[RECORDS FOR PROCESSING]
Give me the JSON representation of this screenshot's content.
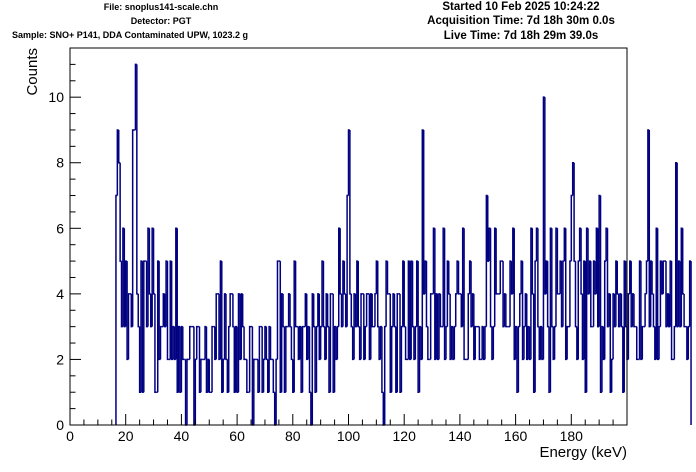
{
  "header": {
    "file": "File: snoplus141-scale.chn",
    "detector": "Detector: PGT",
    "sample": "Sample: SNO+ P141, DDA Contaminated UPW, 1023.2 g",
    "started": "Started 10 Feb 2025 10:24:22",
    "acquisition_time": "Acquisition Time: 7d 18h 30m 0.0s",
    "live_time": "Live Time: 7d 18h 29m 39.0s"
  },
  "colors": {
    "histogram": "#000080",
    "axes": "#000000",
    "background": "#ffffff"
  },
  "chart_data": {
    "type": "histogram",
    "title": "",
    "xlabel": "Energy (keV)",
    "ylabel": "Counts",
    "xlim": [
      0,
      200
    ],
    "ylim": [
      0,
      11.5
    ],
    "x_ticks": [
      0,
      20,
      40,
      60,
      80,
      100,
      120,
      140,
      160,
      180
    ],
    "y_ticks": [
      0,
      2,
      4,
      6,
      8,
      10
    ],
    "grid": false,
    "legend": "none",
    "bin_width": 0.5,
    "x_start": 16.5,
    "counts": [
      7,
      9,
      8,
      5,
      3,
      6,
      3,
      5,
      2,
      4,
      4,
      3,
      9,
      9,
      11,
      4,
      3,
      1,
      5,
      1,
      5,
      5,
      3,
      6,
      4,
      3,
      6,
      4,
      1,
      1,
      5,
      2,
      3,
      3,
      4,
      3,
      5,
      2,
      2,
      5,
      2,
      3,
      2,
      6,
      1,
      3,
      1,
      3,
      2,
      2,
      0,
      2,
      2,
      3,
      3,
      3,
      0,
      2,
      3,
      3,
      1,
      2,
      2,
      2,
      3,
      1,
      2,
      1,
      1,
      3,
      3,
      2,
      4,
      4,
      2,
      5,
      1,
      2,
      4,
      2,
      1,
      3,
      4,
      4,
      3,
      1,
      3,
      1,
      4,
      2,
      4,
      3,
      2,
      2,
      1,
      1,
      3,
      3,
      0,
      2,
      2,
      2,
      1,
      3,
      3,
      1,
      2,
      3,
      2,
      1,
      3,
      2,
      2,
      1,
      0,
      2,
      5,
      5,
      1,
      4,
      3,
      1,
      3,
      3,
      4,
      3,
      2,
      1,
      5,
      3,
      3,
      2,
      3,
      1,
      3,
      3,
      4,
      2,
      3,
      1,
      0,
      4,
      3,
      1,
      3,
      4,
      2,
      3,
      5,
      3,
      2,
      4,
      3,
      1,
      4,
      4,
      1,
      3,
      2,
      3,
      6,
      4,
      3,
      5,
      4,
      3,
      7,
      9,
      4,
      3,
      2,
      4,
      3,
      5,
      3,
      2,
      4,
      4,
      2,
      3,
      4,
      4,
      2,
      4,
      3,
      3,
      4,
      5,
      3,
      2,
      3,
      1,
      0,
      3,
      5,
      4,
      4,
      1,
      3,
      4,
      3,
      1,
      4,
      4,
      1,
      3,
      5,
      3,
      2,
      2,
      5,
      2,
      5,
      3,
      2,
      3,
      5,
      1,
      3,
      2,
      9,
      4,
      5,
      3,
      2,
      2,
      4,
      4,
      6,
      2,
      4,
      2,
      4,
      3,
      3,
      6,
      2,
      3,
      5,
      4,
      2,
      3,
      2,
      3,
      4,
      5,
      4,
      4,
      3,
      6,
      2,
      2,
      2,
      4,
      5,
      3,
      4,
      2,
      3,
      3,
      3,
      2,
      2,
      3,
      2,
      3,
      7,
      5,
      6,
      3,
      2,
      3,
      6,
      4,
      4,
      4,
      5,
      5,
      3,
      4,
      3,
      3,
      3,
      5,
      4,
      6,
      2,
      3,
      1,
      3,
      4,
      5,
      2,
      3,
      4,
      2,
      3,
      2,
      6,
      4,
      1,
      5,
      6,
      3,
      2,
      3,
      2,
      10,
      4,
      5,
      3,
      1,
      6,
      3,
      2,
      3,
      6,
      4,
      4,
      5,
      3,
      5,
      6,
      2,
      3,
      3,
      5,
      7,
      8,
      5,
      3,
      2,
      5,
      6,
      4,
      2,
      5,
      1,
      6,
      4,
      5,
      3,
      3,
      5,
      4,
      6,
      3,
      7,
      1,
      3,
      2,
      5,
      6,
      3,
      4,
      1,
      2,
      4,
      3,
      5,
      4,
      3,
      4,
      3,
      1,
      5,
      3,
      2,
      4,
      5,
      3,
      4,
      3,
      3,
      2,
      2,
      5,
      2,
      3,
      3,
      4,
      5,
      9,
      3,
      5,
      4,
      3,
      2,
      6,
      2,
      3,
      5,
      4,
      5,
      5,
      3,
      4,
      3,
      5,
      2,
      2,
      3,
      8,
      3,
      5,
      3,
      6,
      4,
      3,
      3,
      2,
      3,
      5
    ]
  }
}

[EXERCISE PROMPT] Reproduce the entries above without change, omitting all pictures.

[COMPLETED EXERCISE]
Give me the JSON representation of this screenshot's content.
{
  "header": {
    "file": "File: snoplus141-scale.chn",
    "detector": "Detector: PGT",
    "sample": "Sample: SNO+ P141, DDA Contaminated UPW, 1023.2 g",
    "started": "Started 10 Feb 2025 10:24:22",
    "acquisition_time": "Acquisition Time: 7d 18h 30m 0.0s",
    "live_time": "Live Time: 7d 18h 29m 39.0s"
  },
  "colors": {
    "histogram": "#000080",
    "axes": "#000000",
    "background": "#ffffff"
  },
  "chart_data": {
    "type": "histogram",
    "title": "",
    "xlabel": "Energy (keV)",
    "ylabel": "Counts",
    "xlim": [
      0,
      200
    ],
    "ylim": [
      0,
      11.5
    ],
    "x_ticks": [
      0,
      20,
      40,
      60,
      80,
      100,
      120,
      140,
      160,
      180
    ],
    "y_ticks": [
      0,
      2,
      4,
      6,
      8,
      10
    ],
    "grid": false,
    "legend": "none",
    "bin_width": 0.5,
    "x_start": 16.5,
    "counts": [
      7,
      9,
      8,
      5,
      3,
      6,
      3,
      5,
      2,
      4,
      4,
      3,
      9,
      9,
      11,
      4,
      3,
      1,
      5,
      1,
      5,
      5,
      3,
      6,
      4,
      3,
      6,
      4,
      1,
      1,
      5,
      2,
      3,
      3,
      4,
      3,
      5,
      2,
      2,
      5,
      2,
      3,
      2,
      6,
      1,
      3,
      1,
      3,
      2,
      2,
      0,
      2,
      2,
      3,
      3,
      3,
      0,
      2,
      3,
      3,
      1,
      2,
      2,
      2,
      3,
      1,
      2,
      1,
      1,
      3,
      3,
      2,
      4,
      4,
      2,
      5,
      1,
      2,
      4,
      2,
      1,
      3,
      4,
      4,
      3,
      1,
      3,
      1,
      4,
      2,
      4,
      3,
      2,
      2,
      1,
      1,
      3,
      3,
      0,
      2,
      2,
      2,
      1,
      3,
      3,
      1,
      2,
      3,
      2,
      1,
      3,
      2,
      2,
      1,
      0,
      2,
      5,
      5,
      1,
      4,
      3,
      1,
      3,
      3,
      4,
      3,
      2,
      1,
      5,
      3,
      3,
      2,
      3,
      1,
      3,
      3,
      4,
      2,
      3,
      1,
      0,
      4,
      3,
      1,
      3,
      4,
      2,
      3,
      5,
      3,
      2,
      4,
      3,
      1,
      4,
      4,
      1,
      3,
      2,
      3,
      6,
      4,
      3,
      5,
      4,
      3,
      7,
      9,
      4,
      3,
      2,
      4,
      3,
      5,
      3,
      2,
      4,
      4,
      2,
      3,
      4,
      4,
      2,
      4,
      3,
      3,
      4,
      5,
      3,
      2,
      3,
      1,
      0,
      3,
      5,
      4,
      4,
      1,
      3,
      4,
      3,
      1,
      4,
      4,
      1,
      3,
      5,
      3,
      2,
      2,
      5,
      2,
      5,
      3,
      2,
      3,
      5,
      1,
      3,
      2,
      9,
      4,
      5,
      3,
      2,
      2,
      4,
      4,
      6,
      2,
      4,
      2,
      4,
      3,
      3,
      6,
      2,
      3,
      5,
      4,
      2,
      3,
      2,
      3,
      4,
      5,
      4,
      4,
      3,
      6,
      2,
      2,
      2,
      4,
      5,
      3,
      4,
      2,
      3,
      3,
      3,
      2,
      2,
      3,
      2,
      3,
      7,
      5,
      6,
      3,
      2,
      3,
      6,
      4,
      4,
      4,
      5,
      5,
      3,
      4,
      3,
      3,
      3,
      5,
      4,
      6,
      2,
      3,
      1,
      3,
      4,
      5,
      2,
      3,
      4,
      2,
      3,
      2,
      6,
      4,
      1,
      5,
      6,
      3,
      2,
      3,
      2,
      10,
      4,
      5,
      3,
      1,
      6,
      3,
      2,
      3,
      6,
      4,
      4,
      5,
      3,
      5,
      6,
      2,
      3,
      3,
      5,
      7,
      8,
      5,
      3,
      2,
      5,
      6,
      4,
      2,
      5,
      1,
      6,
      4,
      5,
      3,
      3,
      5,
      4,
      6,
      3,
      7,
      1,
      3,
      2,
      5,
      6,
      3,
      4,
      1,
      2,
      4,
      3,
      5,
      4,
      3,
      4,
      3,
      1,
      5,
      3,
      2,
      4,
      5,
      3,
      4,
      3,
      3,
      2,
      2,
      5,
      2,
      3,
      3,
      4,
      5,
      9,
      3,
      5,
      4,
      3,
      2,
      6,
      2,
      3,
      5,
      4,
      5,
      5,
      3,
      4,
      3,
      5,
      2,
      2,
      3,
      8,
      3,
      5,
      3,
      6,
      4,
      3,
      3,
      2,
      3,
      5
    ]
  }
}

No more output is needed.